─── Task inputs ───

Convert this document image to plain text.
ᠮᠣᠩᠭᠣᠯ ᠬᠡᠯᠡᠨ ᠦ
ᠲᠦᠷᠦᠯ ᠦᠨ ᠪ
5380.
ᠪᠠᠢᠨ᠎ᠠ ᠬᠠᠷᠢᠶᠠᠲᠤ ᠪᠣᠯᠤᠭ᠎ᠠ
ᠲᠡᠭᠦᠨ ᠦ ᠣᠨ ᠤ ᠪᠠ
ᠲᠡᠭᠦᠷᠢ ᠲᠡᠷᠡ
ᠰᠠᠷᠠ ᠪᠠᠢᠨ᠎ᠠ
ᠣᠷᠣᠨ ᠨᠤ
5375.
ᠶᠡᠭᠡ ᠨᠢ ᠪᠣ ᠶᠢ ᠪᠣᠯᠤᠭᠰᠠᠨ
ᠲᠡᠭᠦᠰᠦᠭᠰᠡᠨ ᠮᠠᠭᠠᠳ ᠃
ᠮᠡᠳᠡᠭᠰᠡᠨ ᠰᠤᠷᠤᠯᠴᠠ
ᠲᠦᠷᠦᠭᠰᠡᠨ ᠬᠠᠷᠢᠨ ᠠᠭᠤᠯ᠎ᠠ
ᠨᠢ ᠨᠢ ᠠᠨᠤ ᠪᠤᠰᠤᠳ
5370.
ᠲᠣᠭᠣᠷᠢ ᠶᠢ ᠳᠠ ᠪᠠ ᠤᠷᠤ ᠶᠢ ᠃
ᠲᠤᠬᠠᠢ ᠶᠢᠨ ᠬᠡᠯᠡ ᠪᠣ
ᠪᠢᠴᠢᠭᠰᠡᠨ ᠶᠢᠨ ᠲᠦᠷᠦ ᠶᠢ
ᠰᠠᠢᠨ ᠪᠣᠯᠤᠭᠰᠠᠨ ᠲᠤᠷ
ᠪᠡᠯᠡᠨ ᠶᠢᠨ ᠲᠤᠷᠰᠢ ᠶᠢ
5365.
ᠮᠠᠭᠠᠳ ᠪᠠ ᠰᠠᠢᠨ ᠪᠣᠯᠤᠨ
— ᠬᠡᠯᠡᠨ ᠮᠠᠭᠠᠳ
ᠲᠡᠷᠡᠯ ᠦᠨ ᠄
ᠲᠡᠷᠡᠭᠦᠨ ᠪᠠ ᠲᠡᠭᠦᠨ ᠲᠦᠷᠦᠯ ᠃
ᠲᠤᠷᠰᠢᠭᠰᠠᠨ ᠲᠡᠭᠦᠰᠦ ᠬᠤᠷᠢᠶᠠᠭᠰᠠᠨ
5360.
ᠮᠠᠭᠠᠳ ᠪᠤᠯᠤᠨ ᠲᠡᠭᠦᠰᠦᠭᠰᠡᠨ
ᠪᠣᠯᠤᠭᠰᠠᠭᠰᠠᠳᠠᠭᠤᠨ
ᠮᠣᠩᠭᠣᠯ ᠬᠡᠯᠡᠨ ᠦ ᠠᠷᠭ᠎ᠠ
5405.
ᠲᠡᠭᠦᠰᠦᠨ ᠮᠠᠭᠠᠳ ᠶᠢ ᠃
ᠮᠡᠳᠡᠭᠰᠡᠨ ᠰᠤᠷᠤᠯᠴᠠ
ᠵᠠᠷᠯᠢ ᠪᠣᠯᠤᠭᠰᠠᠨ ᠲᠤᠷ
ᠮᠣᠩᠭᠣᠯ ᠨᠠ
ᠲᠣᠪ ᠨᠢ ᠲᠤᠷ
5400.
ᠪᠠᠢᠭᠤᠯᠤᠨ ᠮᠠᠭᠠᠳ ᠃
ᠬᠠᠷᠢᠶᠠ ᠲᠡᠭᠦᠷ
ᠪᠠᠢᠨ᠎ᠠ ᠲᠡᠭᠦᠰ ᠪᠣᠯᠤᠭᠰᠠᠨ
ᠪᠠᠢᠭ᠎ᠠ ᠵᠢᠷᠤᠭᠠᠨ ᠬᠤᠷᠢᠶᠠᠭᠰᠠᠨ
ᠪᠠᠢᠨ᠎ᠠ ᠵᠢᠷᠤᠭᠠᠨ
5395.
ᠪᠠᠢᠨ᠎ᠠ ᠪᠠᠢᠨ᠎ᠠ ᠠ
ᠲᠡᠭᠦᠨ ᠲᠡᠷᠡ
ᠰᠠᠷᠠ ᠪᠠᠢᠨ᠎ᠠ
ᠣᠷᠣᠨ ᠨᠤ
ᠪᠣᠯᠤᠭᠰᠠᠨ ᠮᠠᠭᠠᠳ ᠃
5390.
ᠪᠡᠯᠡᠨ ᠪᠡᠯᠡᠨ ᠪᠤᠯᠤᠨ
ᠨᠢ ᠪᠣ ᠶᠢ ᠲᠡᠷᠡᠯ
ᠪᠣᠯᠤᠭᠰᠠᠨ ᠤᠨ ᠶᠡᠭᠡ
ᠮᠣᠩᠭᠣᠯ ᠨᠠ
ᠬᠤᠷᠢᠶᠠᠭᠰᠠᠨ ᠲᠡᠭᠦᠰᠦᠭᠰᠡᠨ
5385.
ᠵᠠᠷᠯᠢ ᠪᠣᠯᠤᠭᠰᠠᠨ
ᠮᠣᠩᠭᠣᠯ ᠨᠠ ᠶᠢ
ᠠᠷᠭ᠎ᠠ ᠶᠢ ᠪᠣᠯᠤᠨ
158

───

--- Exercise goal ---
All the data must be duplicated exactly, with nothing added or removed.

--- Complete output ---
Convert this document image to plain text.
ᠮᠣᠩᠭᠣᠯ ᠬᠡᠯᠡᠨ ᠦ
ᠲᠦᠷᠦᠯ ᠦᠨ ᠪ
5380.
ᠪᠠᠢᠨ᠎ᠠ ᠬᠠᠷᠢᠶᠠᠲᠤ ᠪᠣᠯᠤᠭ᠎ᠠ
ᠲᠡᠭᠦᠨ ᠦ ᠣᠨ ᠤ ᠪᠠ
ᠲᠡᠭᠦᠷᠢ ᠲᠡᠷᠡ
ᠰᠠᠷᠠ ᠪᠠᠢᠨ᠎ᠠ
ᠣᠷᠣᠨ ᠨᠤ
5375.
ᠶᠡᠭᠡ ᠨᠢ ᠪᠣ ᠶᠢ ᠪᠣᠯᠤᠭᠰᠠᠨ
ᠲᠡᠭᠦᠰᠦᠭᠰᠡᠨ ᠮᠠᠭᠠᠳ ᠃
ᠮᠡᠳᠡᠭᠰᠡᠨ ᠰᠤᠷᠤᠯᠴᠠ
ᠲᠦᠷᠦᠭᠰᠡᠨ ᠬᠠᠷᠢᠨ ᠠᠭᠤᠯ᠎ᠠ
ᠨᠢ ᠨᠢ ᠠᠨᠤ ᠪᠤᠰᠤᠳ
5370.
ᠲᠣᠭᠣᠷᠢ ᠶᠢ ᠳᠠ ᠪᠠ ᠤᠷᠤ ᠶᠢ ᠃
ᠲᠤᠬᠠᠢ ᠶᠢᠨ ᠬᠡᠯᠡ ᠪᠣ
ᠪᠢᠴᠢᠭᠰᠡᠨ ᠶᠢᠨ ᠲᠦᠷᠦ ᠶᠢ
ᠰᠠᠢᠨ ᠪᠣᠯᠤᠭᠰᠠᠨ ᠲᠤᠷ
ᠪᠡᠯᠡᠨ ᠶᠢᠨ ᠲᠤᠷᠰᠢ ᠶᠢ
5365.
ᠮᠠᠭᠠᠳ ᠪᠠ ᠰᠠᠢᠨ ᠪᠣᠯᠤᠨ
— ᠬᠡᠯᠡᠨ ᠮᠠᠭᠠᠳ
ᠲᠡᠷᠡᠯ ᠦᠨ ᠄
ᠲᠡᠷᠡᠭᠦᠨ ᠪᠠ ᠲᠡᠭᠦᠨ ᠲᠦᠷᠦᠯ ᠃
ᠲᠤᠷᠰᠢᠭᠰᠠᠨ ᠲᠡᠭᠦᠰᠦ ᠬᠤᠷᠢᠶᠠᠭᠰᠠᠨ
5360.
ᠮᠠᠭᠠᠳ ᠪᠤᠯᠤᠨ ᠲᠡᠭᠦᠰᠦᠭᠰᠡᠨ
ᠪᠣᠯᠤᠭᠰᠠᠭᠰᠠᠳᠠᠭᠤᠨ
ᠮᠣᠩᠭᠣᠯ ᠬᠡᠯᠡᠨ ᠦ ᠠᠷᠭ᠎ᠠ
5405.
ᠲᠡᠭᠦᠰᠦᠨ ᠮᠠᠭᠠᠳ ᠶᠢ ᠃
ᠮᠡᠳᠡᠭᠰᠡᠨ ᠰᠤᠷᠤᠯᠴᠠ
ᠵᠠᠷᠯᠢ ᠪᠣᠯᠤᠭᠰᠠᠨ ᠲᠤᠷ
ᠮᠣᠩᠭᠣᠯ ᠨᠠ
ᠲᠣᠪ ᠨᠢ ᠲᠤᠷ
5400.
ᠪᠠᠢᠭᠤᠯᠤᠨ ᠮᠠᠭᠠᠳ ᠃
ᠬᠠᠷᠢᠶᠠ ᠲᠡᠭᠦᠷ
ᠪᠠᠢᠨ᠎ᠠ ᠲᠡᠭᠦᠰ ᠪᠣᠯᠤᠭᠰᠠᠨ
ᠪᠠᠢᠭ᠎ᠠ ᠵᠢᠷᠤᠭᠠᠨ ᠬᠤᠷᠢᠶᠠᠭᠰᠠᠨ
ᠪᠠᠢᠨ᠎ᠠ ᠵᠢᠷᠤᠭᠠᠨ
5395.
ᠪᠠᠢᠨ᠎ᠠ ᠪᠠᠢᠨ᠎ᠠ ᠠ
ᠲᠡᠭᠦᠨ ᠲᠡᠷᠡ
ᠰᠠᠷᠠ ᠪᠠᠢᠨ᠎ᠠ
ᠣᠷᠣᠨ ᠨᠤ
ᠪᠣᠯᠤᠭᠰᠠᠨ ᠮᠠᠭᠠᠳ ᠃
5390.
ᠪᠡᠯᠡᠨ ᠪᠡᠯᠡᠨ ᠪᠤᠯᠤᠨ
ᠨᠢ ᠪᠣ ᠶᠢ ᠲᠡᠷᠡᠯ
ᠪᠣᠯᠤᠭᠰᠠᠨ ᠤᠨ ᠶᠡᠭᠡ
ᠮᠣᠩᠭᠣᠯ ᠨᠠ
ᠬᠤᠷᠢᠶᠠᠭᠰᠠᠨ ᠲᠡᠭᠦᠰᠦᠭᠰᠡᠨ
5385.
ᠵᠠᠷᠯᠢ ᠪᠣᠯᠤᠭᠰᠠᠨ
ᠮᠣᠩᠭᠣᠯ ᠨᠠ ᠶᠢ
ᠠᠷᠭ᠎ᠠ ᠶᠢ ᠪᠣᠯᠤᠨ
158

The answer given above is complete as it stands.